Requirement: With the images removed, repeat the data below exactly.

--- Start of Items ---

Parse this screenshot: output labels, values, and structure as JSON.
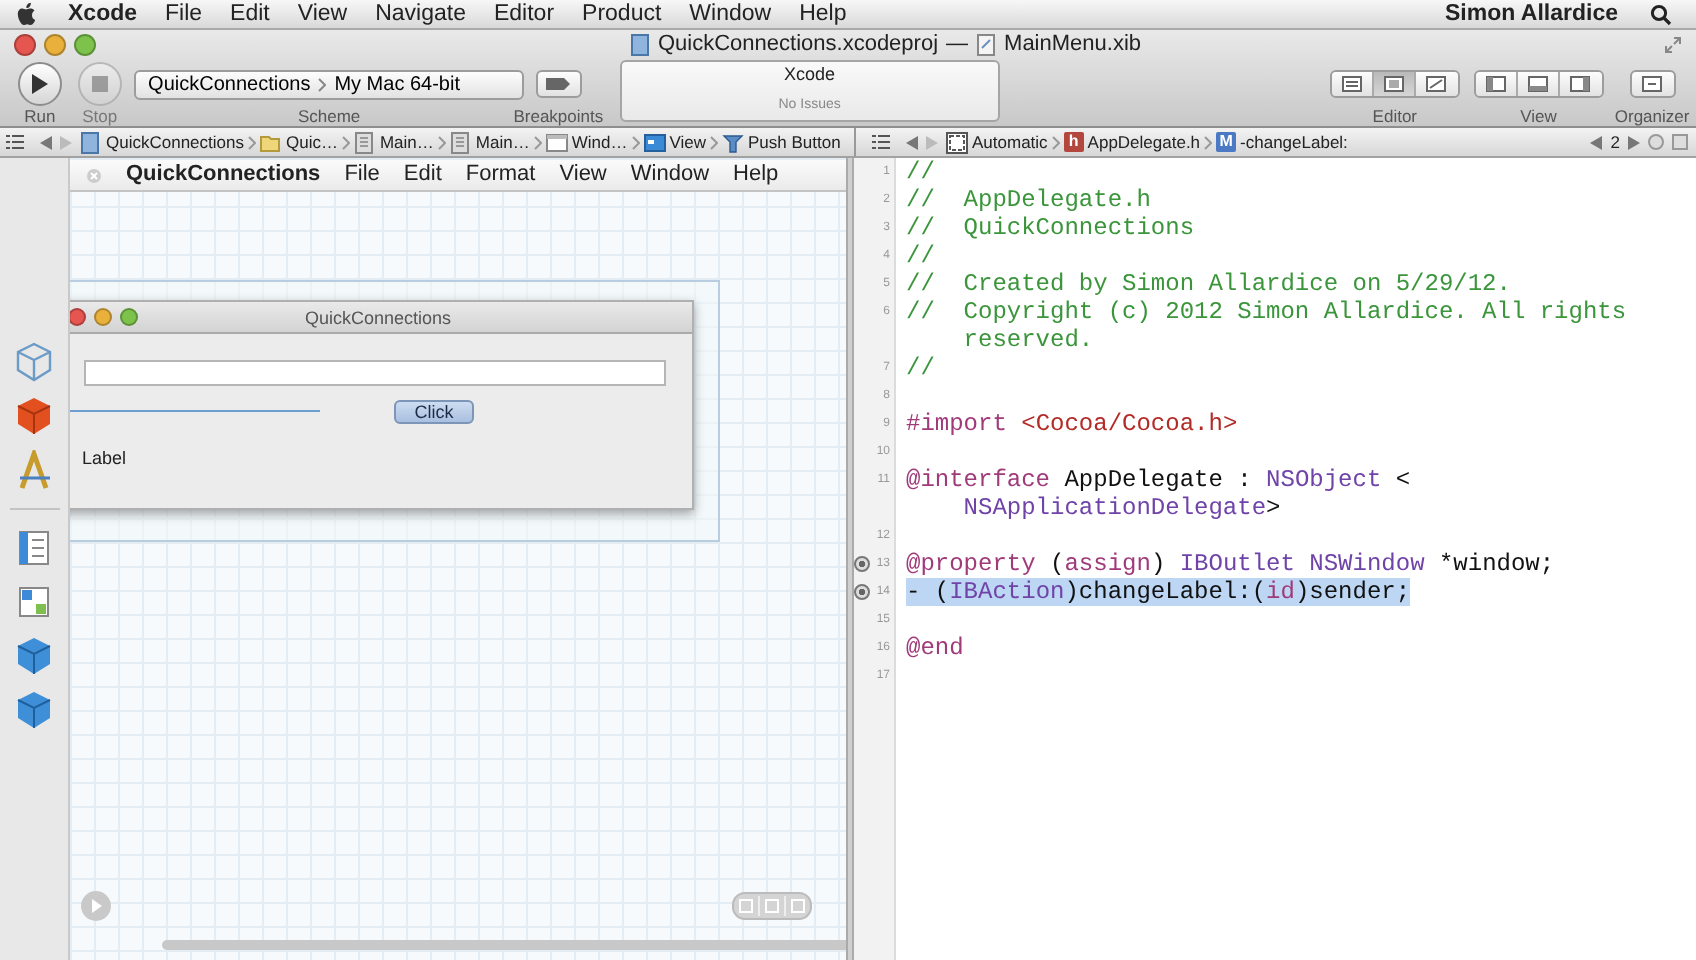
{
  "menu_bar": {
    "app": "Xcode",
    "items": [
      "File",
      "Edit",
      "View",
      "Navigate",
      "Editor",
      "Product",
      "Window",
      "Help"
    ],
    "user": "Simon Allardice"
  },
  "window": {
    "title": "QuickConnections.xcodeproj",
    "separator": "—",
    "document": "MainMenu.xib"
  },
  "toolbar": {
    "run": {
      "label": "Run",
      "disabled": false
    },
    "stop": {
      "label": "Stop",
      "disabled": true
    },
    "scheme": {
      "project": "QuickConnections",
      "destination": "My Mac 64-bit",
      "label": "Scheme"
    },
    "breakpoints": {
      "label": "Breakpoints"
    },
    "activity": {
      "title": "Xcode",
      "status": "No Issues"
    },
    "editor": {
      "label": "Editor",
      "segments": [
        {
          "selected": false
        },
        {
          "selected": true
        },
        {
          "selected": false
        }
      ]
    },
    "view": {
      "label": "View"
    },
    "organizer": {
      "label": "Organizer"
    }
  },
  "ib_jump_bar": {
    "items": [
      {
        "kind": "project",
        "text": "QuickConnections"
      },
      {
        "kind": "folder",
        "text": "Quic…"
      },
      {
        "kind": "file",
        "text": "Main…"
      },
      {
        "kind": "file",
        "text": "Main…"
      },
      {
        "kind": "window",
        "text": "Wind…"
      },
      {
        "kind": "view",
        "text": "View"
      },
      {
        "kind": "button",
        "text": "Push Button"
      }
    ]
  },
  "canvas": {
    "menu": {
      "app": "QuickConnections",
      "items": [
        "File",
        "Edit",
        "Format",
        "View",
        "Window",
        "Help"
      ]
    },
    "window": {
      "title": "QuickConnections",
      "button": "Click",
      "label": "Label"
    }
  },
  "code_jump_bar": {
    "items": [
      {
        "kind": "automatic",
        "text": "Automatic"
      },
      {
        "kind": "header",
        "icon": "h",
        "text": "AppDelegate.h"
      },
      {
        "kind": "method",
        "icon": "M",
        "text": "-changeLabel:"
      }
    ],
    "counter": "2"
  },
  "code": {
    "lines": [
      {
        "number": "1",
        "connected": false,
        "selected": false,
        "tokens": [
          {
            "kind": "comment",
            "text": "//"
          }
        ]
      },
      {
        "number": "2",
        "connected": false,
        "selected": false,
        "tokens": [
          {
            "kind": "comment",
            "text": "//  AppDelegate.h"
          }
        ]
      },
      {
        "number": "3",
        "connected": false,
        "selected": false,
        "tokens": [
          {
            "kind": "comment",
            "text": "//  QuickConnections"
          }
        ]
      },
      {
        "number": "4",
        "connected": false,
        "selected": false,
        "tokens": [
          {
            "kind": "comment",
            "text": "//"
          }
        ]
      },
      {
        "number": "5",
        "connected": false,
        "selected": false,
        "tokens": [
          {
            "kind": "comment",
            "text": "//  Created by Simon Allardice on 5/29/12."
          }
        ]
      },
      {
        "number": "6",
        "connected": false,
        "selected": false,
        "tokens": [
          {
            "kind": "comment",
            "text": "//  Copyright (c) 2012 Simon Allardice. All rights reserved."
          }
        ]
      },
      {
        "number": "7",
        "connected": false,
        "selected": false,
        "tokens": [
          {
            "kind": "comment",
            "text": "//"
          }
        ]
      },
      {
        "number": "8",
        "connected": false,
        "selected": false
      },
      {
        "number": "9",
        "connected": false,
        "selected": false,
        "tokens": [
          {
            "kind": "keyword",
            "text": "#import"
          },
          {
            "kind": "string",
            "text": " <Cocoa/Cocoa.h>"
          }
        ]
      },
      {
        "number": "10",
        "connected": false,
        "selected": false
      },
      {
        "number": "11",
        "connected": false,
        "selected": false,
        "tokens": [
          {
            "kind": "keyword",
            "text": "@interface"
          },
          {
            "kind": "plain",
            "text": " AppDelegate : "
          },
          {
            "kind": "type",
            "text": "NSObject"
          },
          {
            "kind": "plain",
            "text": " <"
          },
          {
            "kind": "type",
            "text": "NSApplicationDelegate"
          },
          {
            "kind": "plain",
            "text": ">"
          }
        ]
      },
      {
        "number": "12",
        "connected": false,
        "selected": false
      },
      {
        "number": "13",
        "connected": true,
        "selected": false,
        "tokens": [
          {
            "kind": "keyword",
            "text": "@property"
          },
          {
            "kind": "plain",
            "text": " ("
          },
          {
            "kind": "keyword",
            "text": "assign"
          },
          {
            "kind": "plain",
            "text": ") "
          },
          {
            "kind": "type",
            "text": "IBOutlet"
          },
          {
            "kind": "type",
            "text": " NSWindow"
          },
          {
            "kind": "plain",
            "text": " *window;"
          }
        ]
      },
      {
        "number": "14",
        "connected": true,
        "selected": true,
        "tokens": [
          {
            "kind": "plain",
            "text": "- ("
          },
          {
            "kind": "type",
            "text": "IBAction"
          },
          {
            "kind": "plain",
            "text": ")changeLabel:("
          },
          {
            "kind": "keyword",
            "text": "id"
          },
          {
            "kind": "plain",
            "text": ")sender;"
          }
        ]
      },
      {
        "number": "15",
        "connected": false,
        "selected": false
      },
      {
        "number": "16",
        "connected": false,
        "selected": false,
        "tokens": [
          {
            "kind": "keyword",
            "text": "@end"
          }
        ]
      },
      {
        "number": "17",
        "connected": false,
        "selected": false
      }
    ]
  }
}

--- End of Items ---

Correct answer:
Parse this screenshot: output labels, values, and structure as JSON.
{
  "menu_bar": {
    "app": "Xcode",
    "items": [
      "File",
      "Edit",
      "View",
      "Navigate",
      "Editor",
      "Product",
      "Window",
      "Help"
    ],
    "user": "Simon Allardice"
  },
  "window": {
    "title": "QuickConnections.xcodeproj",
    "separator": "—",
    "document": "MainMenu.xib"
  },
  "toolbar": {
    "run": {
      "label": "Run",
      "disabled": false
    },
    "stop": {
      "label": "Stop",
      "disabled": true
    },
    "scheme": {
      "project": "QuickConnections",
      "destination": "My Mac 64-bit",
      "label": "Scheme"
    },
    "breakpoints": {
      "label": "Breakpoints"
    },
    "activity": {
      "title": "Xcode",
      "status": "No Issues"
    },
    "editor": {
      "label": "Editor",
      "segments": [
        {
          "selected": false
        },
        {
          "selected": true
        },
        {
          "selected": false
        }
      ]
    },
    "view": {
      "label": "View"
    },
    "organizer": {
      "label": "Organizer"
    }
  },
  "ib_jump_bar": {
    "items": [
      {
        "kind": "project",
        "text": "QuickConnections"
      },
      {
        "kind": "folder",
        "text": "Quic…"
      },
      {
        "kind": "file",
        "text": "Main…"
      },
      {
        "kind": "file",
        "text": "Main…"
      },
      {
        "kind": "window",
        "text": "Wind…"
      },
      {
        "kind": "view",
        "text": "View"
      },
      {
        "kind": "button",
        "text": "Push Button"
      }
    ]
  },
  "canvas": {
    "menu": {
      "app": "QuickConnections",
      "items": [
        "File",
        "Edit",
        "Format",
        "View",
        "Window",
        "Help"
      ]
    },
    "window": {
      "title": "QuickConnections",
      "button": "Click",
      "label": "Label"
    }
  },
  "code_jump_bar": {
    "items": [
      {
        "kind": "automatic",
        "text": "Automatic"
      },
      {
        "kind": "header",
        "icon": "h",
        "text": "AppDelegate.h"
      },
      {
        "kind": "method",
        "icon": "M",
        "text": "-changeLabel:"
      }
    ],
    "counter": "2"
  },
  "code": {
    "lines": [
      {
        "number": "1",
        "connected": false,
        "selected": false,
        "tokens": [
          {
            "kind": "comment",
            "text": "//"
          }
        ]
      },
      {
        "number": "2",
        "connected": false,
        "selected": false,
        "tokens": [
          {
            "kind": "comment",
            "text": "//  AppDelegate.h"
          }
        ]
      },
      {
        "number": "3",
        "connected": false,
        "selected": false,
        "tokens": [
          {
            "kind": "comment",
            "text": "//  QuickConnections"
          }
        ]
      },
      {
        "number": "4",
        "connected": false,
        "selected": false,
        "tokens": [
          {
            "kind": "comment",
            "text": "//"
          }
        ]
      },
      {
        "number": "5",
        "connected": false,
        "selected": false,
        "tokens": [
          {
            "kind": "comment",
            "text": "//  Created by Simon Allardice on 5/29/12."
          }
        ]
      },
      {
        "number": "6",
        "connected": false,
        "selected": false,
        "tokens": [
          {
            "kind": "comment",
            "text": "//  Copyright (c) 2012 Simon Allardice. All rights reserved."
          }
        ]
      },
      {
        "number": "7",
        "connected": false,
        "selected": false,
        "tokens": [
          {
            "kind": "comment",
            "text": "//"
          }
        ]
      },
      {
        "number": "8",
        "connected": false,
        "selected": false
      },
      {
        "number": "9",
        "connected": false,
        "selected": false,
        "tokens": [
          {
            "kind": "keyword",
            "text": "#import"
          },
          {
            "kind": "string",
            "text": " <Cocoa/Cocoa.h>"
          }
        ]
      },
      {
        "number": "10",
        "connected": false,
        "selected": false
      },
      {
        "number": "11",
        "connected": false,
        "selected": false,
        "tokens": [
          {
            "kind": "keyword",
            "text": "@interface"
          },
          {
            "kind": "plain",
            "text": " AppDelegate : "
          },
          {
            "kind": "type",
            "text": "NSObject"
          },
          {
            "kind": "plain",
            "text": " <"
          },
          {
            "kind": "type",
            "text": "NSApplicationDelegate"
          },
          {
            "kind": "plain",
            "text": ">"
          }
        ]
      },
      {
        "number": "12",
        "connected": false,
        "selected": false
      },
      {
        "number": "13",
        "connected": true,
        "selected": false,
        "tokens": [
          {
            "kind": "keyword",
            "text": "@property"
          },
          {
            "kind": "plain",
            "text": " ("
          },
          {
            "kind": "keyword",
            "text": "assign"
          },
          {
            "kind": "plain",
            "text": ") "
          },
          {
            "kind": "type",
            "text": "IBOutlet"
          },
          {
            "kind": "type",
            "text": " NSWindow"
          },
          {
            "kind": "plain",
            "text": " *window;"
          }
        ]
      },
      {
        "number": "14",
        "connected": true,
        "selected": true,
        "tokens": [
          {
            "kind": "plain",
            "text": "- ("
          },
          {
            "kind": "type",
            "text": "IBAction"
          },
          {
            "kind": "plain",
            "text": ")changeLabel:("
          },
          {
            "kind": "keyword",
            "text": "id"
          },
          {
            "kind": "plain",
            "text": ")sender;"
          }
        ]
      },
      {
        "number": "15",
        "connected": false,
        "selected": false
      },
      {
        "number": "16",
        "connected": false,
        "selected": false,
        "tokens": [
          {
            "kind": "keyword",
            "text": "@end"
          }
        ]
      },
      {
        "number": "17",
        "connected": false,
        "selected": false
      }
    ]
  }
}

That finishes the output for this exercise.